* Exercise directions *
Copy out the listing that follows, exactly, without its pictures.

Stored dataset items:
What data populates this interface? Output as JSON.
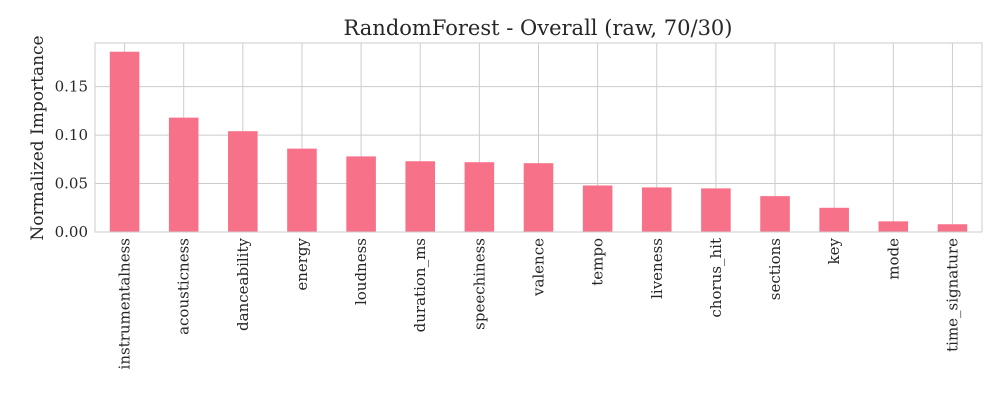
{
  "chart_data": {
    "type": "bar",
    "title": "RandomForest - Overall (raw, 70/30)",
    "xlabel": "",
    "ylabel": "Normalized Importance",
    "categories": [
      "instrumentalness",
      "acousticness",
      "danceability",
      "energy",
      "loudness",
      "duration_ms",
      "speechiness",
      "valence",
      "tempo",
      "liveness",
      "chorus_hit",
      "sections",
      "key",
      "mode",
      "time_signature"
    ],
    "values": [
      0.186,
      0.118,
      0.104,
      0.086,
      0.078,
      0.073,
      0.072,
      0.071,
      0.048,
      0.046,
      0.045,
      0.037,
      0.025,
      0.011,
      0.008
    ],
    "ylim": [
      0,
      0.195
    ],
    "yticks": [
      0.0,
      0.05,
      0.1,
      0.15
    ],
    "ytick_labels": [
      "0.00",
      "0.05",
      "0.10",
      "0.15"
    ],
    "grid": true,
    "bar_color": "#f77189"
  }
}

* Exercise result *
What data populates this interface? Output as JSON.
{
  "chart_data": {
    "type": "bar",
    "title": "RandomForest - Overall (raw, 70/30)",
    "xlabel": "",
    "ylabel": "Normalized Importance",
    "categories": [
      "instrumentalness",
      "acousticness",
      "danceability",
      "energy",
      "loudness",
      "duration_ms",
      "speechiness",
      "valence",
      "tempo",
      "liveness",
      "chorus_hit",
      "sections",
      "key",
      "mode",
      "time_signature"
    ],
    "values": [
      0.186,
      0.118,
      0.104,
      0.086,
      0.078,
      0.073,
      0.072,
      0.071,
      0.048,
      0.046,
      0.045,
      0.037,
      0.025,
      0.011,
      0.008
    ],
    "ylim": [
      0,
      0.195
    ],
    "yticks": [
      0.0,
      0.05,
      0.1,
      0.15
    ],
    "ytick_labels": [
      "0.00",
      "0.05",
      "0.10",
      "0.15"
    ],
    "grid": true,
    "bar_color": "#f77189"
  }
}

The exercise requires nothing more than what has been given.